- **ENTRIES PROVIDED**:
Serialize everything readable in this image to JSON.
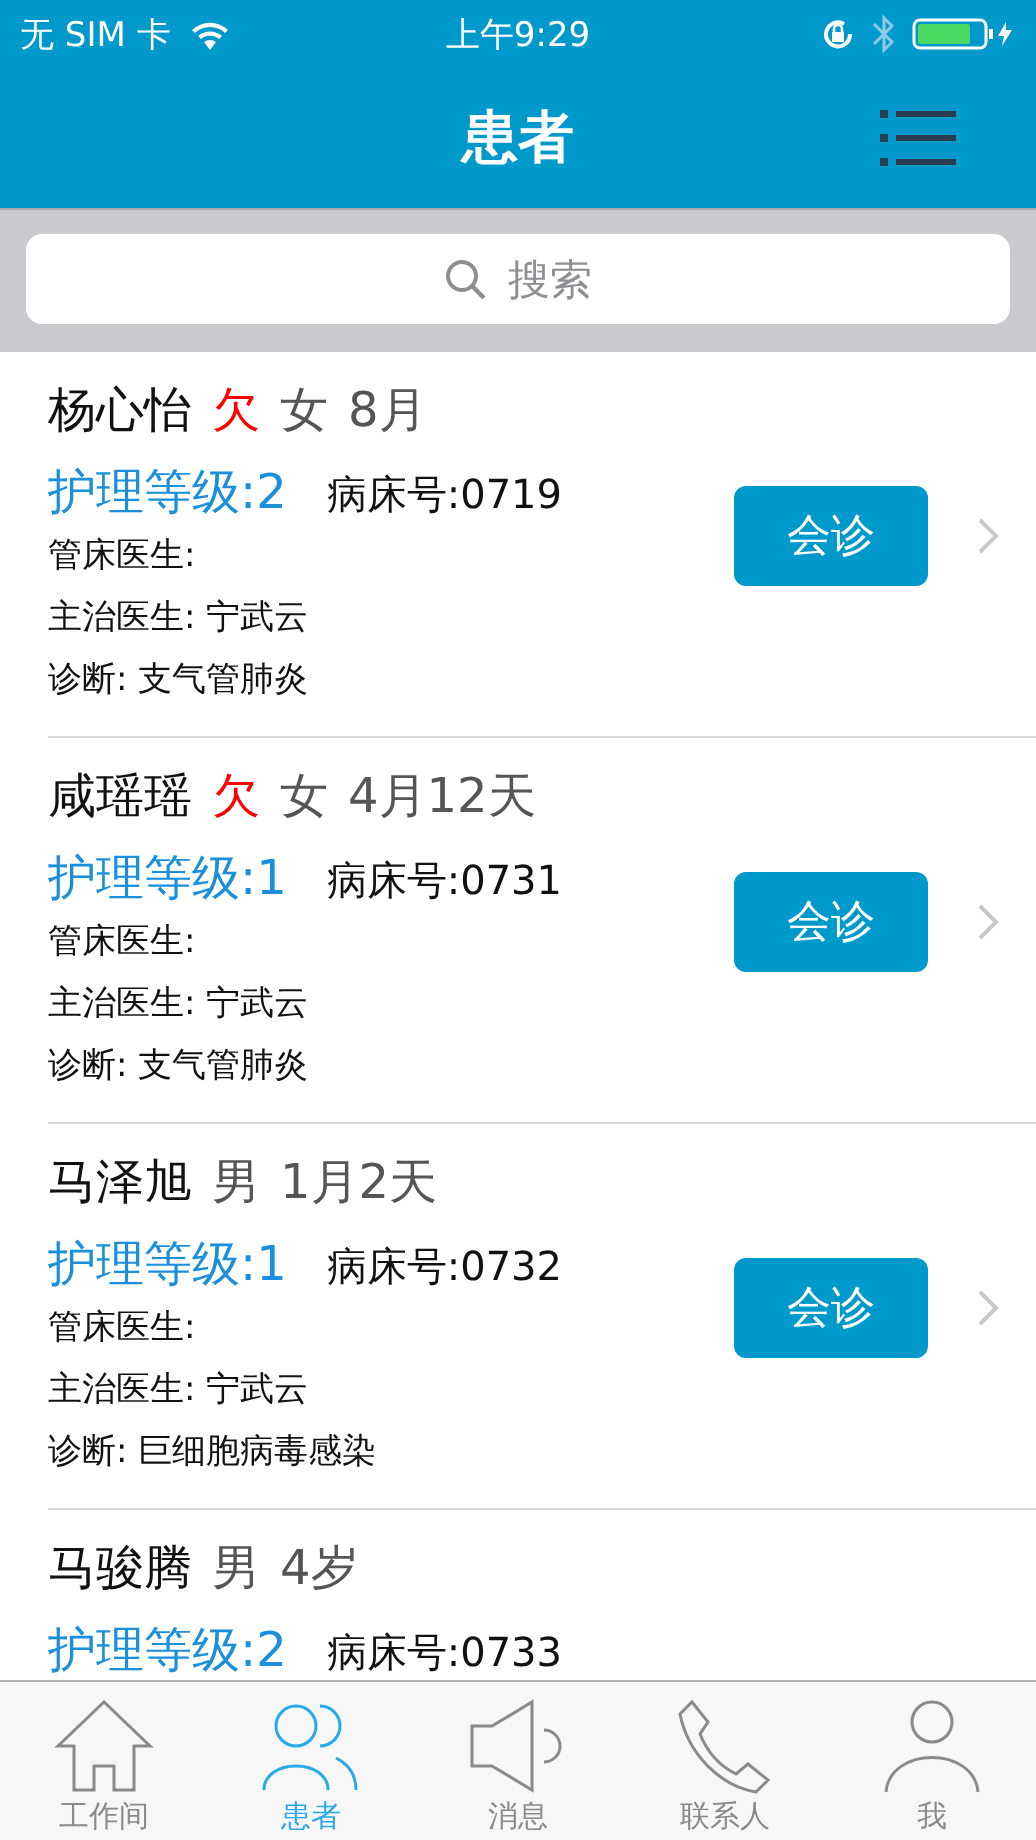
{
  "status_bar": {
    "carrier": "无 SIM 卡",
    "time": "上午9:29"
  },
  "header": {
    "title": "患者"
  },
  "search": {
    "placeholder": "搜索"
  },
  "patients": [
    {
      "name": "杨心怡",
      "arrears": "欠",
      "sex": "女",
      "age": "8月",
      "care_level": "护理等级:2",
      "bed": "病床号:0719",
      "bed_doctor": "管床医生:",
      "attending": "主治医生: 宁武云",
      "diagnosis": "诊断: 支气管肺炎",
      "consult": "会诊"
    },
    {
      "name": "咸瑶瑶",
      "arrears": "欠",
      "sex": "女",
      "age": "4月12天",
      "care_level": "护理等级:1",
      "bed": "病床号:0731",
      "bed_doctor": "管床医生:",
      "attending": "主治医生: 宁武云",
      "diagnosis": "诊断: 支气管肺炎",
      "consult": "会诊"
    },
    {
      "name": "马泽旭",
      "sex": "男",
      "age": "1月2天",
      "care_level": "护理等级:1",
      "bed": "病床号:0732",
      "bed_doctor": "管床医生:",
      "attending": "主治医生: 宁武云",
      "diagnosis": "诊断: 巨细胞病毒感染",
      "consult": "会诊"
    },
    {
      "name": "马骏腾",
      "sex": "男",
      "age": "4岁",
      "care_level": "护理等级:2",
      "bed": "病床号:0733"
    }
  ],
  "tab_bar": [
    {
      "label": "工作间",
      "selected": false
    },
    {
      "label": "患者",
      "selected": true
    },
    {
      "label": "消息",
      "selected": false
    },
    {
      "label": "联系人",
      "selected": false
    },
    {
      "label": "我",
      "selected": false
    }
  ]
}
...
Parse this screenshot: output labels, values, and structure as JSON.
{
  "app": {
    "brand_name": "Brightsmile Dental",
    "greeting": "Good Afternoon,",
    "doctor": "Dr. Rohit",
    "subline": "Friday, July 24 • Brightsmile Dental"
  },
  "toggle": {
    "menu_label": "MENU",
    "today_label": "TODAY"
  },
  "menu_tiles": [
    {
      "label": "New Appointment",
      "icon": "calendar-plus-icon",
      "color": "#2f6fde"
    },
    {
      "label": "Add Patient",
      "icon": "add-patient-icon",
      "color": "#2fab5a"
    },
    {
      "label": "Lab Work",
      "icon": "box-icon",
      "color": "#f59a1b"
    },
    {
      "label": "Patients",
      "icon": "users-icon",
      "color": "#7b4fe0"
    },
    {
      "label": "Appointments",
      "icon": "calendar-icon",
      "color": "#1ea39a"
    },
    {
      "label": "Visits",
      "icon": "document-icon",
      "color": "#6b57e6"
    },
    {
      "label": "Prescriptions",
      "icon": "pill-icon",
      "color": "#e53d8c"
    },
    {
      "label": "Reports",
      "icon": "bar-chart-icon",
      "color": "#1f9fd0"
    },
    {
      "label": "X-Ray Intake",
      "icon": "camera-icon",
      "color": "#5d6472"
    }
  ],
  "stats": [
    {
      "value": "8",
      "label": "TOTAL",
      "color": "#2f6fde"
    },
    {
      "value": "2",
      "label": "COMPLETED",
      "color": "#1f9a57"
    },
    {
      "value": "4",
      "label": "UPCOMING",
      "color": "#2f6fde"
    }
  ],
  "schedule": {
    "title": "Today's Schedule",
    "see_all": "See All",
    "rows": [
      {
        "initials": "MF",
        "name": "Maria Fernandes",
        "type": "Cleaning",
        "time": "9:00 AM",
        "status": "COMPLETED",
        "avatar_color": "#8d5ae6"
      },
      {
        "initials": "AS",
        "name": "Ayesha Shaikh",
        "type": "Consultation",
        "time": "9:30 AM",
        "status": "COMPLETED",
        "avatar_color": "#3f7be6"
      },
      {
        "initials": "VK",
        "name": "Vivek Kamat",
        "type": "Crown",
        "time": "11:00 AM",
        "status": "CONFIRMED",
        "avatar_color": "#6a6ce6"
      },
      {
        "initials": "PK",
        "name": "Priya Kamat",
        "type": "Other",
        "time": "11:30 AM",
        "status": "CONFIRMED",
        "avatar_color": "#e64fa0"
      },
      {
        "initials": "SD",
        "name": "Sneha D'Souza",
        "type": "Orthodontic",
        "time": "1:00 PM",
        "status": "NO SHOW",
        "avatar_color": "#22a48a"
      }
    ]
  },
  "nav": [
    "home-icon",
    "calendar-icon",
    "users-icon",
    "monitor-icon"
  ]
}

- **REQUIRED ACTION**:
For each line of the entries that includes "JSON", show that line.

- **TASK OUTPUT**:
Serialize everything readable in this image to JSON.
Parse this screenshot: output labels, values, and structure as JSON.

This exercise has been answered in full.